- [TEXT SHOWN]
Yes, sir, yes, sir, three bags full!
Oh, that's much too much --
Though it's very nice;
I'll take two instead
And spin it in a trice.*
In a trice? Erm, no...(*My own weak doggerel, not part of the original rhyme.)
Each crimpy fragrant (if you like the smell of sheep, and I normally do) lock must be picked of its bits of straw, hay, seeds, and unmentionables. That's a pleasant thing to do outdoors, in the springtime, when it's breezy, because as you pull on the locks the moving airs will pull some of the vegetable matter -- VM -- and carry it away for you, gratis.
Then the fleece must be washed in small batches in several consecutive buckets of steaming hot soapy water, preferably outdoors, and rinsed in more buckets, and dried in creepy looking, drippy clumps in the basement, hung over a wooden rod above the old zinc washing sink. This is slow, wet, dirty work with a dash of danger as I haul boiling water in the teakettle outdoors to heat the bucketfuls of water.
I have a whole post about the process titled "Scouring and Teasing Shetland Fleece" from several years ago, when I first started working with wool. It might entertain you. It did me. I have so much fleece now that I'd never think to rescue such supremely dirty locks as I did then. Instead, I'd leave them out for birds and animals to make nests with.
This is from some years ago, when I first started working with wool. Boy, was that fleece a bit hard to work with... |
Then the wool must be separated. This is an extra step, joyously extra, because our ewes give us a twofer. They are dual-coated, which means they are covered next to their skin with a fine, so-soft downy wool a couple of inches long that keeps them warm. Through and over that grow hairs, in spiral locks, up to about six inches long. These hairs remind me of very coarse human hair, and they direct rain and snow down their lengths and off the sheep, keeping the sheep warm and dry-ish.
Nina, will you model your coat for our readers, please? Thank you, sweet girl.
Nina, sporting her winter coat. See that spiral-locked outer coat? That's what makes her a dual-coated Shetland sheep, an especially lovely and ancient type of Shetland. |
Joyous, anyhow, until your hands ache after taking the umpteenth hundred lock in your hands and pulling each end to separate the long hairs from the down.

- [SUPPLIED MATERIAL]

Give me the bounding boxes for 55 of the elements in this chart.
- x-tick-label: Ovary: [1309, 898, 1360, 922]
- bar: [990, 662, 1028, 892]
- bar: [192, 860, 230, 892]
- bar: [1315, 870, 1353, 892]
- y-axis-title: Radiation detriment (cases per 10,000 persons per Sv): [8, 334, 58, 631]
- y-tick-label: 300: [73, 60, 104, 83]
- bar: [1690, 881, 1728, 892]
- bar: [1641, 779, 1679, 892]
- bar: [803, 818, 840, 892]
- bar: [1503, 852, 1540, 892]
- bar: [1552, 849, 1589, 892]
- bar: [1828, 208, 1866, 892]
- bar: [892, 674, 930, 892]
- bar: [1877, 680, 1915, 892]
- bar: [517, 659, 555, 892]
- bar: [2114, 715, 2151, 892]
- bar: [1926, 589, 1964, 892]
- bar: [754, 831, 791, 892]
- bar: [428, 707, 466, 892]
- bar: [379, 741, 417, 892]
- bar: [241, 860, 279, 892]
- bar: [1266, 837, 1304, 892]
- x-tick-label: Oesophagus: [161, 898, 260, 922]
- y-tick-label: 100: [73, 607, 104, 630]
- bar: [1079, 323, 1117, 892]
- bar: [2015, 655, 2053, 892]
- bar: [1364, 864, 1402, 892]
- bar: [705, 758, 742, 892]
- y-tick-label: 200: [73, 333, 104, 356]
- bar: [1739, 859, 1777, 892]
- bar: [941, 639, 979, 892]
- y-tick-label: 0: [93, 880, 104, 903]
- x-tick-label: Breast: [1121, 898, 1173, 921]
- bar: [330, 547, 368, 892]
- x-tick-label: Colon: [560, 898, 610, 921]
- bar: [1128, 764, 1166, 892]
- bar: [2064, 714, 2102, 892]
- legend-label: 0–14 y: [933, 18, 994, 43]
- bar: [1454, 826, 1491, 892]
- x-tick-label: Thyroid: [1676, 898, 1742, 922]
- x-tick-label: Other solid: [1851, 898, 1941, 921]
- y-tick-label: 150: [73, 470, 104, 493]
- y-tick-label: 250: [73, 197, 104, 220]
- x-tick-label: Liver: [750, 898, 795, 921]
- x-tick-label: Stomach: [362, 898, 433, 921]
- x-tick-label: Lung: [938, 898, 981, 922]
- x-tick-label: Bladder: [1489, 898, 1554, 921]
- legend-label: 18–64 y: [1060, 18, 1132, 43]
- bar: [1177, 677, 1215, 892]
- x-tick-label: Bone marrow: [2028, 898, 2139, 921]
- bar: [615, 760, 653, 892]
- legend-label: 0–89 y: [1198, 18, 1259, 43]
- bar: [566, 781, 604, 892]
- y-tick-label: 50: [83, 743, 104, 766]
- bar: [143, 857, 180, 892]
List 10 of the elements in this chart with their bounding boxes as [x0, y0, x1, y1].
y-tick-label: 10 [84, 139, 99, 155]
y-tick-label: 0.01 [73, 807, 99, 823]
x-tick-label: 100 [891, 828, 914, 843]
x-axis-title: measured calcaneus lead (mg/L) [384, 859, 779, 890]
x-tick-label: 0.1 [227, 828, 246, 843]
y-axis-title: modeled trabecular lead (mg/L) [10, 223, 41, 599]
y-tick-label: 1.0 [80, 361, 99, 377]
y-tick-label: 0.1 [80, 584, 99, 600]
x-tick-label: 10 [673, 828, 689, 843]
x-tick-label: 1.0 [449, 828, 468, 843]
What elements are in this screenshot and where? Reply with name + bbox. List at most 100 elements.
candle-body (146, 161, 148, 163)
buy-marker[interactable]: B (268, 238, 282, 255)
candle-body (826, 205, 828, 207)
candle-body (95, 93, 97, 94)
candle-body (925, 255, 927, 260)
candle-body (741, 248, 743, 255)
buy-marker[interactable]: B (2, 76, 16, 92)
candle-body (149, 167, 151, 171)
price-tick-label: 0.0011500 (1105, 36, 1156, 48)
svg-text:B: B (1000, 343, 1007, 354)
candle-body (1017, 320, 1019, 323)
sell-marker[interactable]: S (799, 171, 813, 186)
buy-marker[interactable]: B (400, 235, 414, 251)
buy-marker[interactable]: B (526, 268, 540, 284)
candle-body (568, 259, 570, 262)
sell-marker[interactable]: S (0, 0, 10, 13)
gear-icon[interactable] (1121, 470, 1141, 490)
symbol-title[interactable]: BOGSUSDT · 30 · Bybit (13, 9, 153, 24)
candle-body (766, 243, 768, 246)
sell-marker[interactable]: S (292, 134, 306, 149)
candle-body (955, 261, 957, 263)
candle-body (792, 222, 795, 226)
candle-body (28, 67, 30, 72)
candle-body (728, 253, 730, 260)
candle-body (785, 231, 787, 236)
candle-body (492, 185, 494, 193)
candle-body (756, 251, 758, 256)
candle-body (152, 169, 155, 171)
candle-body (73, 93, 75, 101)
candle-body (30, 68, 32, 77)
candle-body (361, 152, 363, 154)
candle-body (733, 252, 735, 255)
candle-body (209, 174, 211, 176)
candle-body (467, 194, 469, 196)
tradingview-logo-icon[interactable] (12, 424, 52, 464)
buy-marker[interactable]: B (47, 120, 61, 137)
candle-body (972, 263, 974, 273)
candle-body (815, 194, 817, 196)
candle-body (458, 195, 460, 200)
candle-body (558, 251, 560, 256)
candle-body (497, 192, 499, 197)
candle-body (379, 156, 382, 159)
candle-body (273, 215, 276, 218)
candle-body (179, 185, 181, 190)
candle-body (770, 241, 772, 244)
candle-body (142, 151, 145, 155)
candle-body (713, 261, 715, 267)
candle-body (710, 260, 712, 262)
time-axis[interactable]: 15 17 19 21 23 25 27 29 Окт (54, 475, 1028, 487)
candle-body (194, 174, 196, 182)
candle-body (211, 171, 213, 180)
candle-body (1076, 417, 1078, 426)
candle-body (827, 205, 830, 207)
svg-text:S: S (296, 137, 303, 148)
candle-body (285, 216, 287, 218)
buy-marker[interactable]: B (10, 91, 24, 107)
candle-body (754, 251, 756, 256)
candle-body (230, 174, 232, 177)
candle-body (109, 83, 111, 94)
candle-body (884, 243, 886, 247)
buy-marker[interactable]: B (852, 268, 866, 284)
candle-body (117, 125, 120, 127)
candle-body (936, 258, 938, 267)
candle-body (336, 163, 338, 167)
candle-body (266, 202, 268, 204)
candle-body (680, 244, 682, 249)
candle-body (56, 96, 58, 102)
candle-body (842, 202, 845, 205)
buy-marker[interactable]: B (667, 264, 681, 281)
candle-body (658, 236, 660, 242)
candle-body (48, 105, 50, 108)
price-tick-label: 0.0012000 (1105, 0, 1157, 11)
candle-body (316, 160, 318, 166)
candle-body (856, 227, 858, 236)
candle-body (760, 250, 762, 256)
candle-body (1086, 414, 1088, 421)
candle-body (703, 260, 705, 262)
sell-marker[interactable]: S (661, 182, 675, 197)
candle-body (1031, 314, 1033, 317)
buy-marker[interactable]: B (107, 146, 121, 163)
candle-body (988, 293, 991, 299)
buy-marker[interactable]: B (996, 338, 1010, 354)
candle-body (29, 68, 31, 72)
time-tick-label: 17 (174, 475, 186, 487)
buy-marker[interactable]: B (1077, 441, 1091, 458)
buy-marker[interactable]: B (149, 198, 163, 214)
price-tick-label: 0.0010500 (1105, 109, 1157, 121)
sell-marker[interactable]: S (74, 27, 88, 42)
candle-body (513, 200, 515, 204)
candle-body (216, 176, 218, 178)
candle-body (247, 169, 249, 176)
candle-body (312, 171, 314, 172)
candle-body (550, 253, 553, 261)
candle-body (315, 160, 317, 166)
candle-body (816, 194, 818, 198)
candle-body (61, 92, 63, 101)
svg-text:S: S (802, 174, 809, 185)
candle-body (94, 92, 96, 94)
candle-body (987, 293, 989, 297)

- [PROBLEM TO WORK ON] In the text about preparing sheep fleece, where is the washed fleece hung to dry?

- [RESPONSE AREA] In the basement, over a wooden rod above the old zinc washing sink.